Collected data entries
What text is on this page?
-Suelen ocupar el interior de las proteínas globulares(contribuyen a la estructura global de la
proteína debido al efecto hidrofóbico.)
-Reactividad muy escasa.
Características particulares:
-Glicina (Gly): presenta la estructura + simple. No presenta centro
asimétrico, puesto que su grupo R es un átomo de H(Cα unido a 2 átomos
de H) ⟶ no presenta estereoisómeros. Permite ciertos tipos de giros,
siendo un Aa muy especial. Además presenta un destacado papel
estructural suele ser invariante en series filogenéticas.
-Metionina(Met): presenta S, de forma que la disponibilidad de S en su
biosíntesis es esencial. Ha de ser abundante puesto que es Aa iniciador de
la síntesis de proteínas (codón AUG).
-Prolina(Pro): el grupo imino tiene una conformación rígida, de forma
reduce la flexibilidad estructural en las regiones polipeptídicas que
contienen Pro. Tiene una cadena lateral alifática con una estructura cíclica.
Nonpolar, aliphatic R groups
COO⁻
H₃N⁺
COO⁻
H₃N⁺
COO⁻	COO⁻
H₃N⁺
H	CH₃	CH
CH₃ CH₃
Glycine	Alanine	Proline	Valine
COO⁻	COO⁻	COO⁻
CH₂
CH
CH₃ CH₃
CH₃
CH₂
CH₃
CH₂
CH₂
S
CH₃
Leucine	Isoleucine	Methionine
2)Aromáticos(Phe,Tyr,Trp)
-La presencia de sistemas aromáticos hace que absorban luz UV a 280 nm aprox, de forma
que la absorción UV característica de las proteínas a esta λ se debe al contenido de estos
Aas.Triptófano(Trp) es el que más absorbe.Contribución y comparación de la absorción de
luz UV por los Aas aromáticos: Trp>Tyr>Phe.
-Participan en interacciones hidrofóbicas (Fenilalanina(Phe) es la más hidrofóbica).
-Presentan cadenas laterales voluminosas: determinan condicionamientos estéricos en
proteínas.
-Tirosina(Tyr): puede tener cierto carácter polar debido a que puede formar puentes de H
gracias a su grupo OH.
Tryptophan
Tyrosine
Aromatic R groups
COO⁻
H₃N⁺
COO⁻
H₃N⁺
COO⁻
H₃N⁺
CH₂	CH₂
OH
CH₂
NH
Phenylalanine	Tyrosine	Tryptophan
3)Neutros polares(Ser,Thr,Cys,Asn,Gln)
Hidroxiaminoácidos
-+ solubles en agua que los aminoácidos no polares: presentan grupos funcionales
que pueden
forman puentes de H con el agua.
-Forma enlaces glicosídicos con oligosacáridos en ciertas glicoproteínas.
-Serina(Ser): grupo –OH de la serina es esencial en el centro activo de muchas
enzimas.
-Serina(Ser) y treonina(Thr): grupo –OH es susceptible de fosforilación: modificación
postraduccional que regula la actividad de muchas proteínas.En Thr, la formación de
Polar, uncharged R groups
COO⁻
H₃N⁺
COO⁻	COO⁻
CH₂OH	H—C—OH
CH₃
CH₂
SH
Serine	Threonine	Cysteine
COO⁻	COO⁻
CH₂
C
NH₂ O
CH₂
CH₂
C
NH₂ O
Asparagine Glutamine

- Set problem -
Give the count of lines in the data shown above that contain "puentes", and nothing else.

- Exercise output -
2